Write the data out again in full, with no departure from the original.

> Data for this exercise
-- BEGIN --
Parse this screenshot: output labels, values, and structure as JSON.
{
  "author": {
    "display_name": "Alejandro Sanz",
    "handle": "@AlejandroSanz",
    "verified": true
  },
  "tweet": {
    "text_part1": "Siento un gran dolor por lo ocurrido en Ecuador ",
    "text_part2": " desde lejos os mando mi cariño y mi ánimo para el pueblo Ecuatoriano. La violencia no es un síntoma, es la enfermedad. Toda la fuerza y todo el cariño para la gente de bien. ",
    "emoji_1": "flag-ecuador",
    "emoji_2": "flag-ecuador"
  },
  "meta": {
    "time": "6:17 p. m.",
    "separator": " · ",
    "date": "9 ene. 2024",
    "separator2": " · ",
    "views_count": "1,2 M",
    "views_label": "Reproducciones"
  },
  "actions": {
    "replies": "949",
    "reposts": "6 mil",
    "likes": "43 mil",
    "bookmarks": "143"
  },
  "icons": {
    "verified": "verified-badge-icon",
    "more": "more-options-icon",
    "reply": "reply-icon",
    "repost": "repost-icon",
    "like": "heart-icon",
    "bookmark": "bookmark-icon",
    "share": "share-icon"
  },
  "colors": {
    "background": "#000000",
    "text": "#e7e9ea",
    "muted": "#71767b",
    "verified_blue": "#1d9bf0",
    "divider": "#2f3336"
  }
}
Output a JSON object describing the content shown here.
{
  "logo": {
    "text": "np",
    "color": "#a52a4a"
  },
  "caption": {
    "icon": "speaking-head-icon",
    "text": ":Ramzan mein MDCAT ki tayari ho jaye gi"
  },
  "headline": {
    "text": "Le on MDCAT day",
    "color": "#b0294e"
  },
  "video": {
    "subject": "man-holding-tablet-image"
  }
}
-- END --
> Final answer
Parse this screenshot: output labels, values, and structure as JSON.
{
  "author": {
    "display_name": "Alejandro Sanz",
    "handle": "@AlejandroSanz",
    "verified": true
  },
  "tweet": {
    "text_part1": "Siento un gran dolor por lo ocurrido en Ecuador ",
    "text_part2": " desde lejos os mando mi cariño y mi ánimo para el pueblo Ecuatoriano. La violencia no es un síntoma, es la enfermedad. Toda la fuerza y todo el cariño para la gente de bien. ",
    "emoji_1": "flag-ecuador",
    "emoji_2": "flag-ecuador"
  },
  "meta": {
    "time": "6:17 p. m.",
    "separator": " · ",
    "date": "9 ene. 2024",
    "separator2": " · ",
    "views_count": "1,2 M",
    "views_label": "Reproducciones"
  },
  "actions": {
    "replies": "949",
    "reposts": "6 mil",
    "likes": "43 mil",
    "bookmarks": "143"
  },
  "icons": {
    "verified": "verified-badge-icon",
    "more": "more-options-icon",
    "reply": "reply-icon",
    "repost": "repost-icon",
    "like": "heart-icon",
    "bookmark": "bookmark-icon",
    "share": "share-icon"
  },
  "colors": {
    "background": "#000000",
    "text": "#e7e9ea",
    "muted": "#71767b",
    "verified_blue": "#1d9bf0",
    "divider": "#2f3336"
  }
}
Output a JSON object describing the content shown here.
{
  "logo": {
    "text": "np",
    "color": "#a52a4a"
  },
  "caption": {
    "icon": "speaking-head-icon",
    "text": ":Ramzan mein MDCAT ki tayari ho jaye gi"
  },
  "headline": {
    "text": "Le on MDCAT day",
    "color": "#b0294e"
  },
  "video": {
    "subject": "man-holding-tablet-image"
  }
}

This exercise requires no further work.